TASK GOAL: Rename "Beam Attenuation" to "Light Attenuation" everywhere it appears in the records below, and reproduce the records with no other changes.

DATA RECORDS:
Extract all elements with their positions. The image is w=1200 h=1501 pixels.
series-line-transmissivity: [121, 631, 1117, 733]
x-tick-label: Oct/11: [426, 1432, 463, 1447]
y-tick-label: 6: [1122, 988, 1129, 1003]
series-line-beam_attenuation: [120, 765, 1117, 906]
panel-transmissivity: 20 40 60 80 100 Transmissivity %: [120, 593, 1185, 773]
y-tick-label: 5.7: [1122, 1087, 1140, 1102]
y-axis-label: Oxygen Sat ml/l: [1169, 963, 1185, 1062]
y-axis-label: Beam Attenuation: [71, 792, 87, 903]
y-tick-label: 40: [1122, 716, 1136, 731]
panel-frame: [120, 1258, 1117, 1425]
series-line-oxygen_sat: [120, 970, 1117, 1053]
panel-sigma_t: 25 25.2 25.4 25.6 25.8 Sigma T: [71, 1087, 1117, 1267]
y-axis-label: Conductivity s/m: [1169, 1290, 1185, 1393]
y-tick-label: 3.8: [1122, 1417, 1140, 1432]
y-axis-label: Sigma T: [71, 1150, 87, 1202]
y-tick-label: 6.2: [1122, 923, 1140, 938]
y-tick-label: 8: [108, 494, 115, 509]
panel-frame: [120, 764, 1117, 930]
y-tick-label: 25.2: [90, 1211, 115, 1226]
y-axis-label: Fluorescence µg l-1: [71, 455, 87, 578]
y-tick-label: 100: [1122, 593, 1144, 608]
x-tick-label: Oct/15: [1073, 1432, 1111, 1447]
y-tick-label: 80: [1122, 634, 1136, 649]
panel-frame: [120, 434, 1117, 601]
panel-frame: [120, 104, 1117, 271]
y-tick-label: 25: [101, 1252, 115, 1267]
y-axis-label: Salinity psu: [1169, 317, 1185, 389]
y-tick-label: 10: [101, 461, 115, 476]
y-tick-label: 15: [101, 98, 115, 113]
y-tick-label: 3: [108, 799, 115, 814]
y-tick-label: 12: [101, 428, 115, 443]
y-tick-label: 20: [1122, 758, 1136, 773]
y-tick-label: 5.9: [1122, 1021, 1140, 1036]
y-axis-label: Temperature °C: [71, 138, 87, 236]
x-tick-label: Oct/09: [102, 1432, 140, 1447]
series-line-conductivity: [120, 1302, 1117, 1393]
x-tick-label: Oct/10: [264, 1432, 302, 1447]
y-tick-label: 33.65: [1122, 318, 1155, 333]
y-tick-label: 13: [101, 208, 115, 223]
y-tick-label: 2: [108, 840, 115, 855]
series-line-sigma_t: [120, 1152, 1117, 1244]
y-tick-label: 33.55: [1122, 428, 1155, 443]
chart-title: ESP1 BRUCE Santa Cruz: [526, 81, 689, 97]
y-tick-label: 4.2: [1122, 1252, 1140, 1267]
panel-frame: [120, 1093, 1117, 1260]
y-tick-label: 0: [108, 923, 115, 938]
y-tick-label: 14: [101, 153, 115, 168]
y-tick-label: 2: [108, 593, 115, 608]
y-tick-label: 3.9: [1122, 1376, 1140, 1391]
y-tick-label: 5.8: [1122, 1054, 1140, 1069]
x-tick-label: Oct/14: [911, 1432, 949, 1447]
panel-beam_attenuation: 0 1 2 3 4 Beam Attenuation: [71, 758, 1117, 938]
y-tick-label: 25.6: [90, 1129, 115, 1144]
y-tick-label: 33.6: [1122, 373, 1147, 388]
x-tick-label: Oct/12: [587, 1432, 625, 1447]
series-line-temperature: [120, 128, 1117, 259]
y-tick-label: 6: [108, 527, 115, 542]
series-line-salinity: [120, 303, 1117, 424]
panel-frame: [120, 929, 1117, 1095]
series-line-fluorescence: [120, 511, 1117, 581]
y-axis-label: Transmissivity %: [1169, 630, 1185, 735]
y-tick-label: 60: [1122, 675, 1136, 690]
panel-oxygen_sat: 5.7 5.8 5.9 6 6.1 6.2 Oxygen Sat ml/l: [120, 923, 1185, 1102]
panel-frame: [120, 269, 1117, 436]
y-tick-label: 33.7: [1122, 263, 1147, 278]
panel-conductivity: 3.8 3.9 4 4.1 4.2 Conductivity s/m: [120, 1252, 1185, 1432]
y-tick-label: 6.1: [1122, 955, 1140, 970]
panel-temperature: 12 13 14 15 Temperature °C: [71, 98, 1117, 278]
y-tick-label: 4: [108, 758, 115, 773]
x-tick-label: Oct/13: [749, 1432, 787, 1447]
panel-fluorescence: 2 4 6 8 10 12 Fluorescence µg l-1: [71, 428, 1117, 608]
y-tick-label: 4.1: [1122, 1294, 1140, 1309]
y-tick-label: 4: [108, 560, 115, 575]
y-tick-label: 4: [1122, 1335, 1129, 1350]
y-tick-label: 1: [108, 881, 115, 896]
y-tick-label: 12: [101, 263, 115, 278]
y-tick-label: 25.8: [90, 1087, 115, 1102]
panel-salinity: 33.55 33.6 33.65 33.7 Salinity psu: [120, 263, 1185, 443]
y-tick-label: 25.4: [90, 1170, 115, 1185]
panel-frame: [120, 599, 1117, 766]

FULL OUTPUT:
Extract all elements with their positions. The image is w=1200 h=1501 pixels.
series-line-transmissivity: [121, 631, 1117, 733]
x-tick-label: Oct/11: [426, 1432, 463, 1447]
y-tick-label: 6: [1122, 988, 1129, 1003]
series-line-beam_attenuation: [120, 765, 1117, 906]
panel-transmissivity: 20 40 60 80 100 Transmissivity %: [120, 593, 1185, 773]
y-tick-label: 5.7: [1122, 1087, 1140, 1102]
y-axis-label: Oxygen Sat ml/l: [1169, 963, 1185, 1062]
y-axis-label: Light Attenuation: [71, 792, 87, 903]
y-tick-label: 40: [1122, 716, 1136, 731]
panel-frame: [120, 1258, 1117, 1425]
series-line-oxygen_sat: [120, 970, 1117, 1053]
panel-sigma_t: 25 25.2 25.4 25.6 25.8 Sigma T: [71, 1087, 1117, 1267]
y-axis-label: Conductivity s/m: [1169, 1290, 1185, 1393]
y-tick-label: 3.8: [1122, 1417, 1140, 1432]
y-axis-label: Sigma T: [71, 1150, 87, 1202]
y-tick-label: 6.2: [1122, 923, 1140, 938]
y-tick-label: 8: [108, 494, 115, 509]
panel-frame: [120, 764, 1117, 930]
y-tick-label: 25.2: [90, 1211, 115, 1226]
y-axis-label: Fluorescence µg l-1: [71, 455, 87, 578]
y-tick-label: 100: [1122, 593, 1144, 608]
x-tick-label: Oct/15: [1073, 1432, 1111, 1447]
y-tick-label: 80: [1122, 634, 1136, 649]
panel-frame: [120, 434, 1117, 601]
panel-frame: [120, 104, 1117, 271]
y-tick-label: 25: [101, 1252, 115, 1267]
y-axis-label: Salinity psu: [1169, 317, 1185, 389]
y-tick-label: 10: [101, 461, 115, 476]
y-tick-label: 15: [101, 98, 115, 113]
y-tick-label: 3: [108, 799, 115, 814]
y-tick-label: 12: [101, 428, 115, 443]
y-tick-label: 20: [1122, 758, 1136, 773]
y-tick-label: 5.9: [1122, 1021, 1140, 1036]
y-axis-label: Temperature °C: [71, 138, 87, 236]
x-tick-label: Oct/09: [102, 1432, 140, 1447]
series-line-conductivity: [120, 1302, 1117, 1393]
x-tick-label: Oct/10: [264, 1432, 302, 1447]
y-tick-label: 33.65: [1122, 318, 1155, 333]
y-tick-label: 13: [101, 208, 115, 223]
y-tick-label: 2: [108, 840, 115, 855]
series-line-sigma_t: [120, 1152, 1117, 1244]
y-tick-label: 33.55: [1122, 428, 1155, 443]
chart-title: ESP1 BRUCE Santa Cruz: [526, 81, 689, 97]
y-tick-label: 4.2: [1122, 1252, 1140, 1267]
panel-frame: [120, 1093, 1117, 1260]
y-tick-label: 0: [108, 923, 115, 938]
y-tick-label: 14: [101, 153, 115, 168]
y-tick-label: 2: [108, 593, 115, 608]
y-tick-label: 3.9: [1122, 1376, 1140, 1391]
y-tick-label: 5.8: [1122, 1054, 1140, 1069]
x-tick-label: Oct/14: [911, 1432, 949, 1447]
panel-beam_attenuation: 0 1 2 3 4 Light Attenuation: [71, 758, 1117, 938]
y-tick-label: 25.6: [90, 1129, 115, 1144]
y-tick-label: 33.6: [1122, 373, 1147, 388]
x-tick-label: Oct/12: [587, 1432, 625, 1447]
series-line-temperature: [120, 128, 1117, 259]
y-tick-label: 6: [108, 527, 115, 542]
series-line-salinity: [120, 303, 1117, 424]
panel-frame: [120, 929, 1117, 1095]
series-line-fluorescence: [120, 511, 1117, 581]
y-axis-label: Transmissivity %: [1169, 630, 1185, 735]
y-tick-label: 60: [1122, 675, 1136, 690]
panel-oxygen_sat: 5.7 5.8 5.9 6 6.1 6.2 Oxygen Sat ml/l: [120, 923, 1185, 1102]
panel-frame: [120, 269, 1117, 436]
y-tick-label: 33.7: [1122, 263, 1147, 278]
panel-conductivity: 3.8 3.9 4 4.1 4.2 Conductivity s/m: [120, 1252, 1185, 1432]
y-tick-label: 6.1: [1122, 955, 1140, 970]
panel-temperature: 12 13 14 15 Temperature °C: [71, 98, 1117, 278]
y-tick-label: 4: [108, 758, 115, 773]
x-tick-label: Oct/13: [749, 1432, 787, 1447]
panel-fluorescence: 2 4 6 8 10 12 Fluorescence µg l-1: [71, 428, 1117, 608]
y-tick-label: 4.1: [1122, 1294, 1140, 1309]
y-tick-label: 4: [108, 560, 115, 575]
y-tick-label: 4: [1122, 1335, 1129, 1350]
y-tick-label: 1: [108, 881, 115, 896]
y-tick-label: 12: [101, 263, 115, 278]
y-tick-label: 25.8: [90, 1087, 115, 1102]
panel-salinity: 33.55 33.6 33.65 33.7 Salinity psu: [120, 263, 1185, 443]
y-tick-label: 25.4: [90, 1170, 115, 1185]
panel-frame: [120, 599, 1117, 766]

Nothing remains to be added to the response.